Provided records
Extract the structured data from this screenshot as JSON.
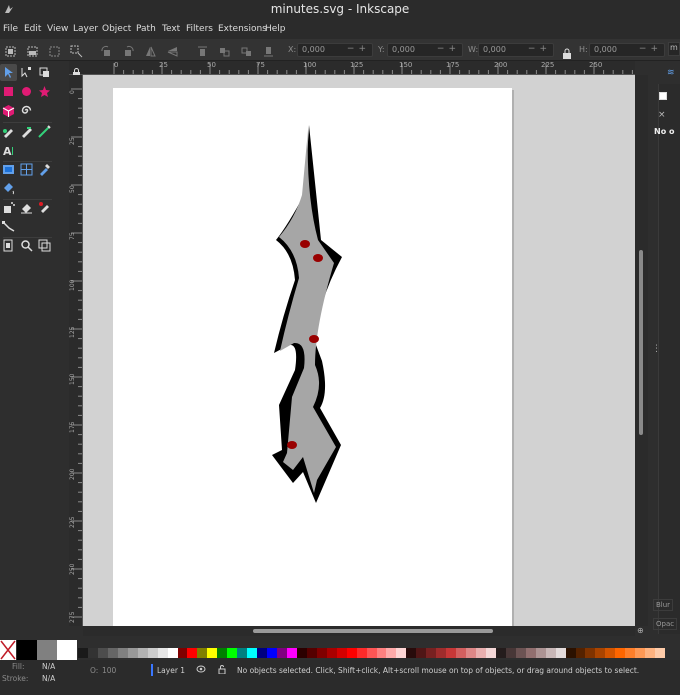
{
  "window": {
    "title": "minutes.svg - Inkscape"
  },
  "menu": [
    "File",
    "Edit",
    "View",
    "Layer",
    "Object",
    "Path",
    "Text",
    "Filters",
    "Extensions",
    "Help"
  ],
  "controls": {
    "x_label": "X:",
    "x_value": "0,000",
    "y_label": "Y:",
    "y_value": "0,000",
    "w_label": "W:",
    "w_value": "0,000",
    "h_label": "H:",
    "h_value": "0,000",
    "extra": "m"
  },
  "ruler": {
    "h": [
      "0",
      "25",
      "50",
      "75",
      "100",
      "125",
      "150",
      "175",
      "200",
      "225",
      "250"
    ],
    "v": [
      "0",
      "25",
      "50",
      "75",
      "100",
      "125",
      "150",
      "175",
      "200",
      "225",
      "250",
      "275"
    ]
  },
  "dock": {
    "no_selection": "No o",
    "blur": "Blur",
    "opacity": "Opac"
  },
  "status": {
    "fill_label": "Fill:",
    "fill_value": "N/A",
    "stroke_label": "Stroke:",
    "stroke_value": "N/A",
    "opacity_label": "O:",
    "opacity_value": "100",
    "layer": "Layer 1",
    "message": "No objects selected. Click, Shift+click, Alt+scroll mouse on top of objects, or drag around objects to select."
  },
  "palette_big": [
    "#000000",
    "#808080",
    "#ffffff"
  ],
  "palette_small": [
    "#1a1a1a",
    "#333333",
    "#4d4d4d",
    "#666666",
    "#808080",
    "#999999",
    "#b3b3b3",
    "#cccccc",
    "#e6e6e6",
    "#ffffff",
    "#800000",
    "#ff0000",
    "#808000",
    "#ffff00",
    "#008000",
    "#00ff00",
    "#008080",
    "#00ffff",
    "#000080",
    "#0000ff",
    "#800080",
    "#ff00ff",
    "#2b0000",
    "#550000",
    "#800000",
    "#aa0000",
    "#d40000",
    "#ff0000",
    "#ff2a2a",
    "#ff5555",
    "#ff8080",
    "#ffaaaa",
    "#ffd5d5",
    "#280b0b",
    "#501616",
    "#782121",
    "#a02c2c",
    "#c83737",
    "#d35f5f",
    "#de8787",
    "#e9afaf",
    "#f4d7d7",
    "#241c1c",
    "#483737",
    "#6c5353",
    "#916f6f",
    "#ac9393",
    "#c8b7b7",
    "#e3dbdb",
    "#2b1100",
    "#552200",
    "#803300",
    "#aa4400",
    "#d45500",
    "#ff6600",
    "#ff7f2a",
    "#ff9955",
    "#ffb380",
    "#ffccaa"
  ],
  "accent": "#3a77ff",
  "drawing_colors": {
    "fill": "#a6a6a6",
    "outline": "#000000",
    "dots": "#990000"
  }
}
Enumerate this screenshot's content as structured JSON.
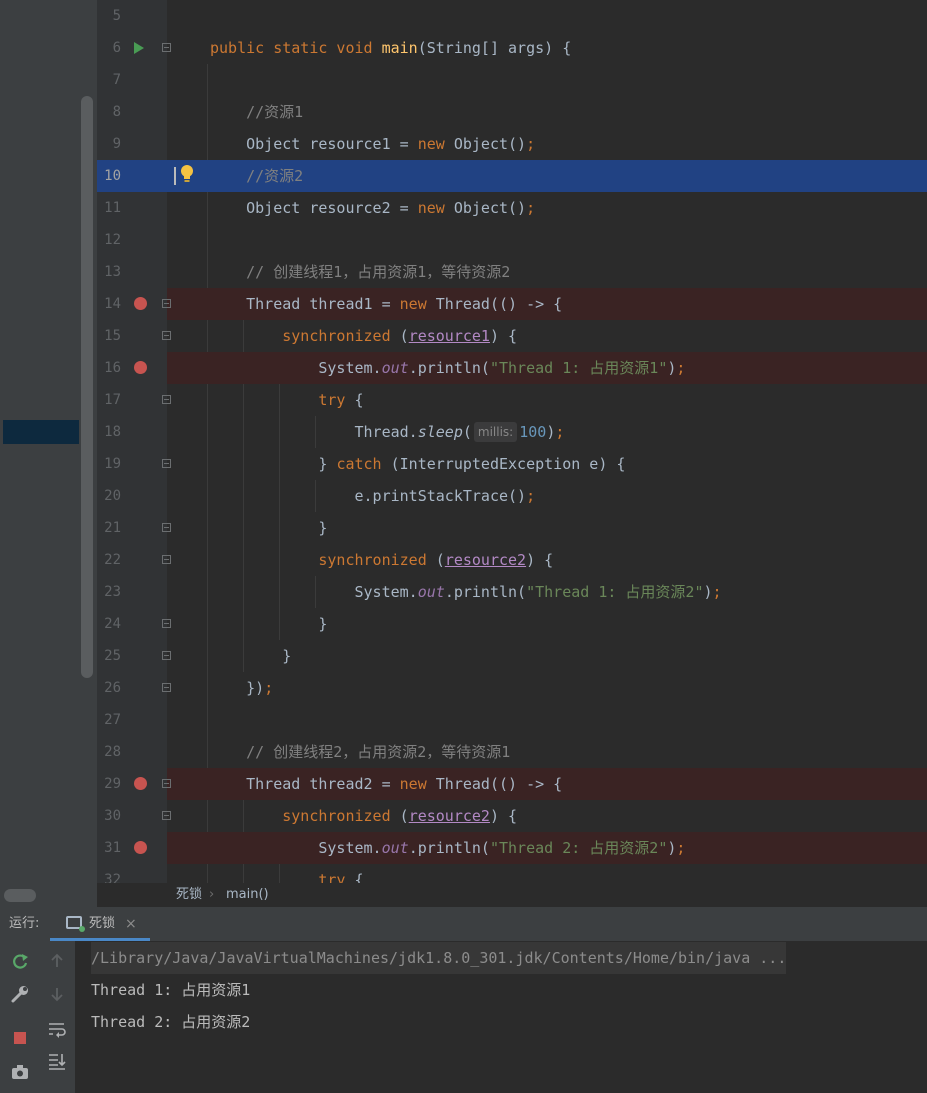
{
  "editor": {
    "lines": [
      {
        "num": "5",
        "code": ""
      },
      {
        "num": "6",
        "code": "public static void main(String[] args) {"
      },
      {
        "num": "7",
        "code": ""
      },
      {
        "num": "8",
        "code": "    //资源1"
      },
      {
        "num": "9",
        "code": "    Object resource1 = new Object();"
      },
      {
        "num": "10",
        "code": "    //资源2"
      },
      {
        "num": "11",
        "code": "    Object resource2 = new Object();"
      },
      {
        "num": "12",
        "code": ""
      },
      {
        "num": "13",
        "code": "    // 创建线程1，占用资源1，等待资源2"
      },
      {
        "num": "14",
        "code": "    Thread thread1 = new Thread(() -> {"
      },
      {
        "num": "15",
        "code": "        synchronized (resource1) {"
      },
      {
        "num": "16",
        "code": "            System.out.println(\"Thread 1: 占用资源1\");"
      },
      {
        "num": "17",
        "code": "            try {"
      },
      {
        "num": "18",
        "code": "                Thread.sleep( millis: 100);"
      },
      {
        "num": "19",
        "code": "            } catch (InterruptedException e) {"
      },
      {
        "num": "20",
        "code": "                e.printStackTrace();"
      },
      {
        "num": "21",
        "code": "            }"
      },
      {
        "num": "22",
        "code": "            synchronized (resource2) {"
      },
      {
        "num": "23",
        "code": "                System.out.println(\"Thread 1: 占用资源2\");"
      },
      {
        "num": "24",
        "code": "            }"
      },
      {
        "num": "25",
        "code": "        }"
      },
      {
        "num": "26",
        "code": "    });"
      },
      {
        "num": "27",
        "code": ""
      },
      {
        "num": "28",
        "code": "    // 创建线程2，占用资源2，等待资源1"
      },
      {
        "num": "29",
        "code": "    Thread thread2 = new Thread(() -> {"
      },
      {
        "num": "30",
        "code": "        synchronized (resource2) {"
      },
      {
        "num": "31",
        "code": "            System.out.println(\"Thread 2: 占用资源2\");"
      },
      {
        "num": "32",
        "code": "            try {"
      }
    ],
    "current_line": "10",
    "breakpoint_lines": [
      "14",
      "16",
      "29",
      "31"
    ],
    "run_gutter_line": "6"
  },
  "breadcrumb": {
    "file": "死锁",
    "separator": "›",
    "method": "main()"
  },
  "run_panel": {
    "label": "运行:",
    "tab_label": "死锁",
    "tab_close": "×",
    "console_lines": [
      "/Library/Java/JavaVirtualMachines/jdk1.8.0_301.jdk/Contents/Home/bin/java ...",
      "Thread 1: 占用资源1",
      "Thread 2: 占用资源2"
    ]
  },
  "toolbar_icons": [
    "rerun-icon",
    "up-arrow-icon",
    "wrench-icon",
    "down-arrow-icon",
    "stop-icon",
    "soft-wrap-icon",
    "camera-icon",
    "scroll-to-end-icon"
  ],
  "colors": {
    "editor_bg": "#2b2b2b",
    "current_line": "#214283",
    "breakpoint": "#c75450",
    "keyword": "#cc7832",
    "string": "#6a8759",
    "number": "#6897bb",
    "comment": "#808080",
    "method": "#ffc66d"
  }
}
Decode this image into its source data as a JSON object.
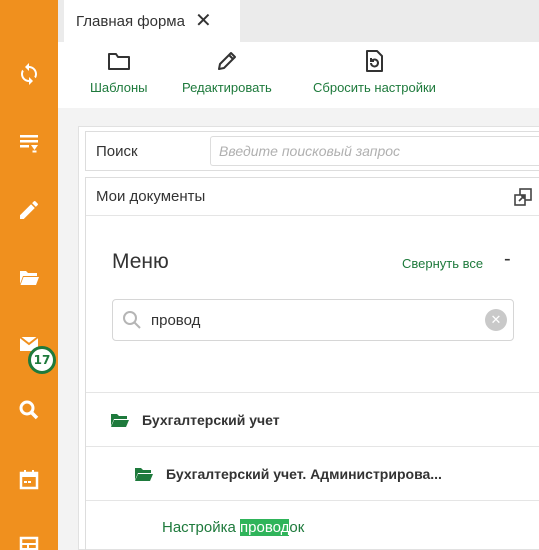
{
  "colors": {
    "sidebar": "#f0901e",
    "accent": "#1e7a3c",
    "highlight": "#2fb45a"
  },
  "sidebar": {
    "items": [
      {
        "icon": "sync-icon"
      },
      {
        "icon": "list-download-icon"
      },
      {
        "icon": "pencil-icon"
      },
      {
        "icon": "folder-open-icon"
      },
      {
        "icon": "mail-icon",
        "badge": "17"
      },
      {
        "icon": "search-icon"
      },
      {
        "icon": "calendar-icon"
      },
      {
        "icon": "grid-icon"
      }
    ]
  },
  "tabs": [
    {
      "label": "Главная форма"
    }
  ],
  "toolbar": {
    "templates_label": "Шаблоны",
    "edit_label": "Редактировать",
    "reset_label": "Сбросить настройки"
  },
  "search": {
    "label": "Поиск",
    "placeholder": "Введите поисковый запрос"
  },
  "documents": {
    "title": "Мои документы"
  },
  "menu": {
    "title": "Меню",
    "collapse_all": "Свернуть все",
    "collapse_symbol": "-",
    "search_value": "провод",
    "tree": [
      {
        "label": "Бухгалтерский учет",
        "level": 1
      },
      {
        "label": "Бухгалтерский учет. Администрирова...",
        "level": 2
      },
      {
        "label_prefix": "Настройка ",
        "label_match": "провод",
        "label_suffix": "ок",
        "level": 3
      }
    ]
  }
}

Problem requirements
Write the listing above out again exactly, dropping each image.

Finished task
Extract the structured data from this screenshot as JSON.
{
  "window": {
    "title": "minutes.svg - Inkscape"
  },
  "menu": [
    "File",
    "Edit",
    "View",
    "Layer",
    "Object",
    "Path",
    "Text",
    "Filters",
    "Extensions",
    "Help"
  ],
  "controls": {
    "x_label": "X:",
    "x_value": "0,000",
    "y_label": "Y:",
    "y_value": "0,000",
    "w_label": "W:",
    "w_value": "0,000",
    "h_label": "H:",
    "h_value": "0,000",
    "extra": "m"
  },
  "ruler": {
    "h": [
      "0",
      "25",
      "50",
      "75",
      "100",
      "125",
      "150",
      "175",
      "200",
      "225",
      "250"
    ],
    "v": [
      "0",
      "25",
      "50",
      "75",
      "100",
      "125",
      "150",
      "175",
      "200",
      "225",
      "250",
      "275"
    ]
  },
  "dock": {
    "no_selection": "No o",
    "blur": "Blur",
    "opacity": "Opac"
  },
  "status": {
    "fill_label": "Fill:",
    "fill_value": "N/A",
    "stroke_label": "Stroke:",
    "stroke_value": "N/A",
    "opacity_label": "O:",
    "opacity_value": "100",
    "layer": "Layer 1",
    "message": "No objects selected. Click, Shift+click, Alt+scroll mouse on top of objects, or drag around objects to select."
  },
  "palette_big": [
    "#000000",
    "#808080",
    "#ffffff"
  ],
  "palette_small": [
    "#1a1a1a",
    "#333333",
    "#4d4d4d",
    "#666666",
    "#808080",
    "#999999",
    "#b3b3b3",
    "#cccccc",
    "#e6e6e6",
    "#ffffff",
    "#800000",
    "#ff0000",
    "#808000",
    "#ffff00",
    "#008000",
    "#00ff00",
    "#008080",
    "#00ffff",
    "#000080",
    "#0000ff",
    "#800080",
    "#ff00ff",
    "#2b0000",
    "#550000",
    "#800000",
    "#aa0000",
    "#d40000",
    "#ff0000",
    "#ff2a2a",
    "#ff5555",
    "#ff8080",
    "#ffaaaa",
    "#ffd5d5",
    "#280b0b",
    "#501616",
    "#782121",
    "#a02c2c",
    "#c83737",
    "#d35f5f",
    "#de8787",
    "#e9afaf",
    "#f4d7d7",
    "#241c1c",
    "#483737",
    "#6c5353",
    "#916f6f",
    "#ac9393",
    "#c8b7b7",
    "#e3dbdb",
    "#2b1100",
    "#552200",
    "#803300",
    "#aa4400",
    "#d45500",
    "#ff6600",
    "#ff7f2a",
    "#ff9955",
    "#ffb380",
    "#ffccaa"
  ],
  "accent": "#3a77ff",
  "drawing_colors": {
    "fill": "#a6a6a6",
    "outline": "#000000",
    "dots": "#990000"
  }
}
Enumerate this screenshot's content as structured JSON.
{
  "editor": {
    "lines": [
      {
        "num": "5",
        "code": ""
      },
      {
        "num": "6",
        "code": "public static void main(String[] args) {"
      },
      {
        "num": "7",
        "code": ""
      },
      {
        "num": "8",
        "code": "    //资源1"
      },
      {
        "num": "9",
        "code": "    Object resource1 = new Object();"
      },
      {
        "num": "10",
        "code": "    //资源2"
      },
      {
        "num": "11",
        "code": "    Object resource2 = new Object();"
      },
      {
        "num": "12",
        "code": ""
      },
      {
        "num": "13",
        "code": "    // 创建线程1，占用资源1，等待资源2"
      },
      {
        "num": "14",
        "code": "    Thread thread1 = new Thread(() -> {"
      },
      {
        "num": "15",
        "code": "        synchronized (resource1) {"
      },
      {
        "num": "16",
        "code": "            System.out.println(\"Thread 1: 占用资源1\");"
      },
      {
        "num": "17",
        "code": "            try {"
      },
      {
        "num": "18",
        "code": "                Thread.sleep( millis: 100);"
      },
      {
        "num": "19",
        "code": "            } catch (InterruptedException e) {"
      },
      {
        "num": "20",
        "code": "                e.printStackTrace();"
      },
      {
        "num": "21",
        "code": "            }"
      },
      {
        "num": "22",
        "code": "            synchronized (resource2) {"
      },
      {
        "num": "23",
        "code": "                System.out.println(\"Thread 1: 占用资源2\");"
      },
      {
        "num": "24",
        "code": "            }"
      },
      {
        "num": "25",
        "code": "        }"
      },
      {
        "num": "26",
        "code": "    });"
      },
      {
        "num": "27",
        "code": ""
      },
      {
        "num": "28",
        "code": "    // 创建线程2，占用资源2，等待资源1"
      },
      {
        "num": "29",
        "code": "    Thread thread2 = new Thread(() -> {"
      },
      {
        "num": "30",
        "code": "        synchronized (resource2) {"
      },
      {
        "num": "31",
        "code": "            System.out.println(\"Thread 2: 占用资源2\");"
      },
      {
        "num": "32",
        "code": "            try {"
      }
    ],
    "current_line": "10",
    "breakpoint_lines": [
      "14",
      "16",
      "29",
      "31"
    ],
    "run_gutter_line": "6"
  },
  "breadcrumb": {
    "file": "死锁",
    "separator": "›",
    "method": "main()"
  },
  "run_panel": {
    "label": "运行:",
    "tab_label": "死锁",
    "tab_close": "×",
    "console_lines": [
      "/Library/Java/JavaVirtualMachines/jdk1.8.0_301.jdk/Contents/Home/bin/java ...",
      "Thread 1: 占用资源1",
      "Thread 2: 占用资源2"
    ]
  },
  "toolbar_icons": [
    "rerun-icon",
    "up-arrow-icon",
    "wrench-icon",
    "down-arrow-icon",
    "stop-icon",
    "soft-wrap-icon",
    "camera-icon",
    "scroll-to-end-icon"
  ],
  "colors": {
    "editor_bg": "#2b2b2b",
    "current_line": "#214283",
    "breakpoint": "#c75450",
    "keyword": "#cc7832",
    "string": "#6a8759",
    "number": "#6897bb",
    "comment": "#808080",
    "method": "#ffc66d"
  }
}
Decode this image into its source data as a JSON object.
{
  "colors": {
    "sidebar": "#f0901e",
    "accent": "#1e7a3c",
    "highlight": "#2fb45a"
  },
  "sidebar": {
    "items": [
      {
        "icon": "sync-icon"
      },
      {
        "icon": "list-download-icon"
      },
      {
        "icon": "pencil-icon"
      },
      {
        "icon": "folder-open-icon"
      },
      {
        "icon": "mail-icon",
        "badge": "17"
      },
      {
        "icon": "search-icon"
      },
      {
        "icon": "calendar-icon"
      },
      {
        "icon": "grid-icon"
      }
    ]
  },
  "tabs": [
    {
      "label": "Главная форма"
    }
  ],
  "toolbar": {
    "templates_label": "Шаблоны",
    "edit_label": "Редактировать",
    "reset_label": "Сбросить настройки"
  },
  "search": {
    "label": "Поиск",
    "placeholder": "Введите поисковый запрос"
  },
  "documents": {
    "title": "Мои документы"
  },
  "menu": {
    "title": "Меню",
    "collapse_all": "Свернуть все",
    "collapse_symbol": "-",
    "search_value": "провод",
    "tree": [
      {
        "label": "Бухгалтерский учет",
        "level": 1
      },
      {
        "label": "Бухгалтерский учет. Администрирова...",
        "level": 2
      },
      {
        "label_prefix": "Настройка ",
        "label_match": "провод",
        "label_suffix": "ок",
        "level": 3
      }
    ]
  }
}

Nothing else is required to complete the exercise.